> Work to be completed
Skip every line before the one containing "Serialize everything readable", then copy that line and the rest of the entries below exactly, through the last line.

[START Excerpted records]

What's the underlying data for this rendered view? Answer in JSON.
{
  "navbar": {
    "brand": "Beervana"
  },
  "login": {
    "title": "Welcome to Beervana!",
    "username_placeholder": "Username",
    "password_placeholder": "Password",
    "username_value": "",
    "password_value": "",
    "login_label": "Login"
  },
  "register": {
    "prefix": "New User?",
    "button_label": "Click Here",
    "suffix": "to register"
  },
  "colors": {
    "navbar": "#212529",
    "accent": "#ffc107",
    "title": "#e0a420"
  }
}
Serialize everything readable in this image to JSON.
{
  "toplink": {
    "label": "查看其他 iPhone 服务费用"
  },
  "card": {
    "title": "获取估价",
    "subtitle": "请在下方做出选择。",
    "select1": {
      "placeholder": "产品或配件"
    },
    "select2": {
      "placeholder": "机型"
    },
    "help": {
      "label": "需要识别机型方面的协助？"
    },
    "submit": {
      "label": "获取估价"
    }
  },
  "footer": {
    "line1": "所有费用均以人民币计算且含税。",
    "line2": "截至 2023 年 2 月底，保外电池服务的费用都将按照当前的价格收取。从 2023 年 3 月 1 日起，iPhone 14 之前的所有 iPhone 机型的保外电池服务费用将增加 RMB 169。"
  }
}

[END Excerpted records]

> Answer to the problem
Serialize everything readable in this image to JSON.
{
  "toplink": {
    "label": "查看其他 iPhone 服务费用"
  },
  "card": {
    "title": "获取估价",
    "subtitle": "请在下方做出选择。",
    "select1": {
      "placeholder": "产品或配件"
    },
    "select2": {
      "placeholder": "机型"
    },
    "help": {
      "label": "需要识别机型方面的协助？"
    },
    "submit": {
      "label": "获取估价"
    }
  },
  "footer": {
    "line1": "所有费用均以人民币计算且含税。",
    "line2": "截至 2023 年 2 月底，保外电池服务的费用都将按照当前的价格收取。从 2023 年 3 月 1 日起，iPhone 14 之前的所有 iPhone 机型的保外电池服务费用将增加 RMB 169。"
  }
}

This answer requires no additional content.